<<<<

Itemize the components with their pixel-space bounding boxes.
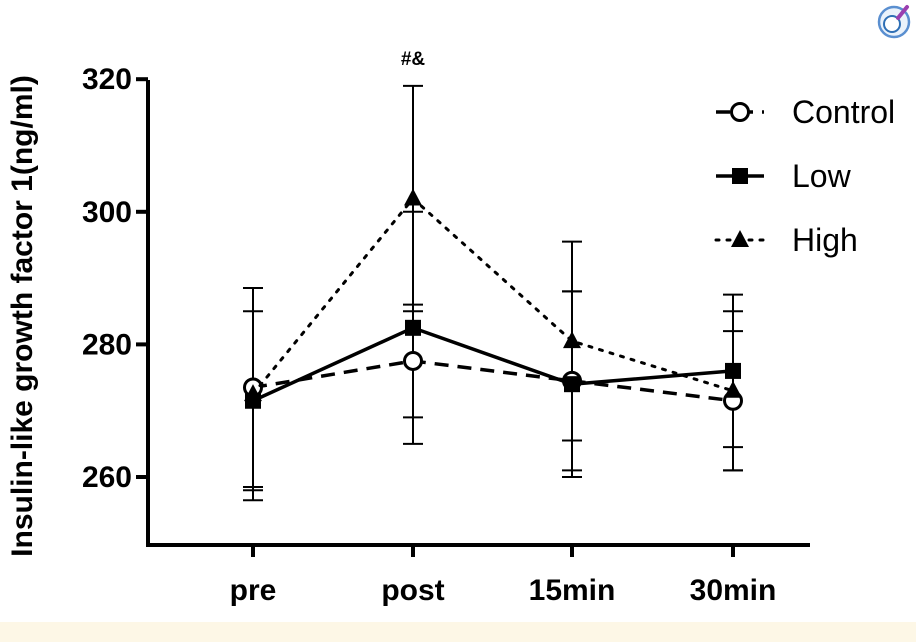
marker-filled-square	[405, 319, 421, 336]
series-line-low	[252, 325, 734, 403]
marker-filled-triangle	[563, 331, 581, 349]
x-tick-label: 15min	[529, 574, 616, 607]
y-tick-label: 320	[82, 63, 132, 96]
marker-open-circle	[403, 350, 423, 371]
axes	[136, 77, 810, 557]
footer-band	[0, 622, 916, 642]
legend-label-control: Control	[792, 94, 895, 130]
y-tick-label: 260	[82, 461, 132, 494]
marker-open-circle	[730, 102, 750, 122]
annotation-label: #&	[401, 49, 426, 70]
marker-filled-square	[725, 362, 741, 379]
y-tick-label: 300	[82, 196, 132, 229]
x-tick-label: 30min	[690, 574, 777, 607]
marker-filled-triangle	[244, 384, 262, 402]
x-tick-label: pre	[230, 574, 277, 607]
marker-filled-square	[732, 168, 748, 184]
y-axis-title: Insulin-like growth factor 1(ng/ml)	[6, 75, 39, 557]
marker-filled-square	[564, 376, 580, 393]
series-layer	[243, 84, 743, 502]
y-tick-label: 280	[82, 328, 132, 361]
magnifier-icon[interactable]	[874, 0, 916, 47]
series-line-control	[252, 359, 734, 403]
legend: Control Low High	[714, 94, 895, 258]
marker-filled-triangle	[404, 188, 422, 206]
text-layer: Insulin-like growth factor 1(ng/ml) 260 2…	[6, 49, 776, 607]
x-tick-label: post	[381, 574, 444, 607]
legend-label-high: High	[792, 222, 858, 258]
marker-filled-triangle	[724, 380, 742, 398]
marker-filled-triangle	[731, 230, 749, 247]
series-line-high	[251, 196, 735, 396]
legend-label-low: Low	[792, 158, 852, 194]
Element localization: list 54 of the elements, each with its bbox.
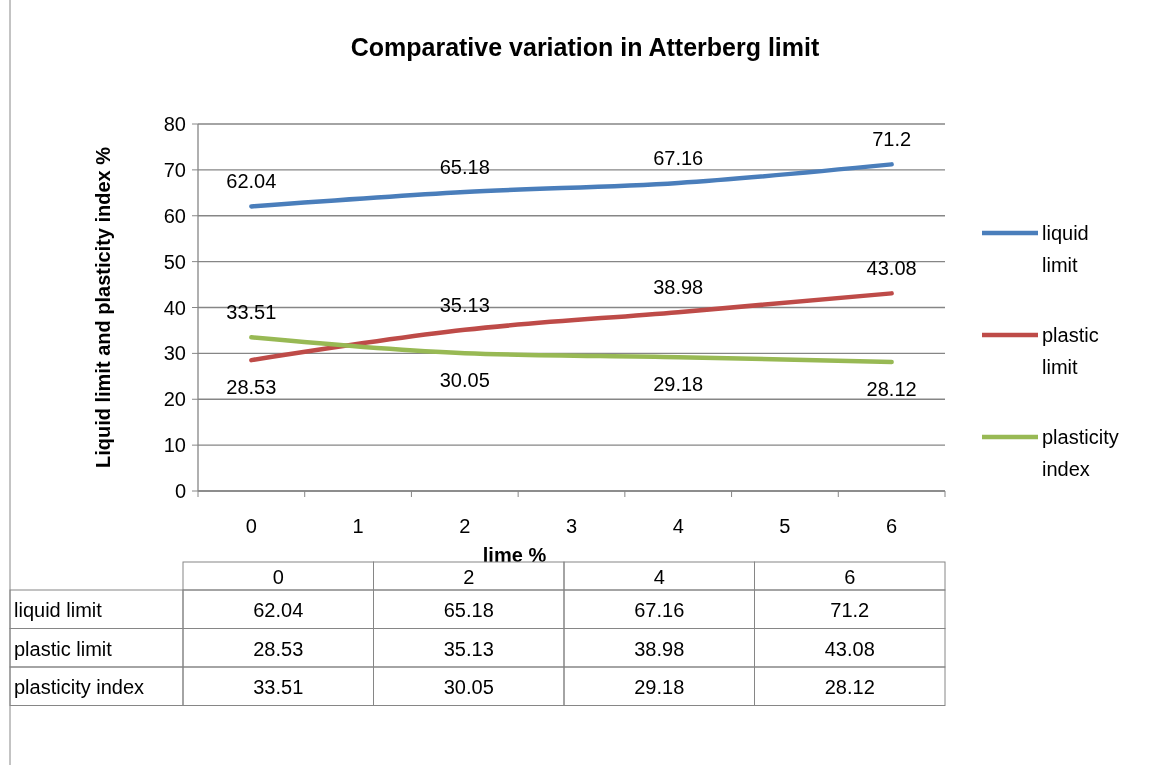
y-tick-label: 10 <box>163 434 186 457</box>
text: 62.04 <box>253 599 304 621</box>
y-tick-label: 70 <box>163 158 186 181</box>
x-tick-label: 0 <box>245 515 257 537</box>
data-label: 65.18 <box>439 155 490 178</box>
text: 67.16 <box>634 599 685 621</box>
text: 0 <box>272 566 284 588</box>
data-label: 29.18 <box>653 373 704 396</box>
data-label: 33.51 <box>226 301 277 324</box>
data-label: 62.04 <box>226 170 277 193</box>
data-label: 38.98 <box>653 276 704 299</box>
y-tick-label: 30 <box>163 342 186 365</box>
x-tick-label: 2 <box>459 515 471 537</box>
y-tick-label: 60 <box>163 204 186 227</box>
text: 30.05 <box>443 676 494 698</box>
text: 43.08 <box>824 637 875 660</box>
x-axis-title: lime % <box>482 544 547 566</box>
line-series <box>249 335 894 365</box>
data-label: 35.13 <box>439 293 490 316</box>
text: 4 <box>653 566 665 588</box>
text: plasticity index <box>14 676 145 698</box>
data-label: 28.53 <box>226 376 277 399</box>
x-tick-label: 3 <box>565 515 578 537</box>
y-tick-label: 20 <box>163 388 186 411</box>
text: 65.18 <box>443 599 494 621</box>
data-label: 30.05 <box>439 369 490 392</box>
data-label: 28.12 <box>866 378 917 400</box>
chart-title: Comparative variation in Atterberg limit <box>350 33 820 61</box>
text: 35.13 <box>443 637 494 660</box>
x-tick-label: 4 <box>672 515 684 537</box>
y-axis-title: Liquid limit and plasticity index % <box>92 146 114 469</box>
text: 38.98 <box>634 637 685 660</box>
text: 28.12 <box>824 676 875 698</box>
text: 6 <box>844 566 856 588</box>
text: 2 <box>463 566 475 588</box>
data-label: 43.08 <box>866 257 917 280</box>
legend-label: plasticity index <box>1042 426 1119 480</box>
text: 33.51 <box>253 676 304 698</box>
text: 28.53 <box>253 637 304 660</box>
data-label: 71.2 <box>872 128 912 151</box>
x-tick-label: 5 <box>779 515 791 537</box>
x-tick-label: 6 <box>886 515 898 537</box>
x-tick-label: 1 <box>352 515 364 537</box>
text: plastic limit <box>14 637 112 660</box>
y-tick-label: 50 <box>163 250 186 273</box>
y-tick-label: 40 <box>163 296 186 319</box>
legend-label: liquid limit <box>1042 222 1089 276</box>
y-tick-label: 80 <box>163 113 186 135</box>
data-label: 67.16 <box>653 146 704 169</box>
y-tick-label: 0 <box>174 480 186 502</box>
legend-label: plastic limit <box>1042 324 1099 378</box>
text: 29.18 <box>634 676 685 698</box>
text: 71.2 <box>830 599 870 621</box>
text: liquid limit <box>14 599 102 621</box>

>>>>

■ Exercise instructions
Copy out the part of the records that opens with the line containing "319, 421, 336]" and closes with the line containing "Element localization: list", both of those lines included.

■ Task response
marker-filled-square	[405, 319, 421, 336]
series-line-low	[252, 325, 734, 403]
marker-filled-triangle	[563, 331, 581, 349]
x-tick-label: 15min	[529, 574, 616, 607]
y-tick-label: 320	[82, 63, 132, 96]
marker-open-circle	[403, 350, 423, 371]
axes	[136, 77, 810, 557]
footer-band	[0, 622, 916, 642]
legend-label-control: Control	[792, 94, 895, 130]
y-tick-label: 260	[82, 461, 132, 494]
marker-open-circle	[730, 102, 750, 122]
annotation-label: #&	[401, 49, 426, 70]
marker-filled-square	[725, 362, 741, 379]
y-tick-label: 300	[82, 196, 132, 229]
x-tick-label: 30min	[690, 574, 777, 607]
marker-filled-triangle	[244, 384, 262, 402]
x-tick-label: pre	[230, 574, 277, 607]
marker-filled-square	[732, 168, 748, 184]
y-axis-title: Insulin-like growth factor 1(ng/ml)	[6, 75, 39, 557]
marker-filled-square	[564, 376, 580, 393]
series-layer	[243, 84, 743, 502]
y-tick-label: 280	[82, 328, 132, 361]
magnifier-icon[interactable]	[874, 0, 916, 47]
series-line-control	[252, 359, 734, 403]
legend: Control Low High	[714, 94, 895, 258]
marker-filled-triangle	[404, 188, 422, 206]
text-layer: Insulin-like growth factor 1(ng/ml) 260 2…	[6, 49, 776, 607]
x-tick-label: post	[381, 574, 444, 607]
legend-label-high: High	[792, 222, 858, 258]
marker-filled-triangle	[724, 380, 742, 398]
marker-filled-triangle	[731, 230, 749, 247]
series-line-high	[251, 196, 735, 396]
legend-label-low: Low	[792, 158, 852, 194]
Element localization: list 54 of the elements, each with its bbox.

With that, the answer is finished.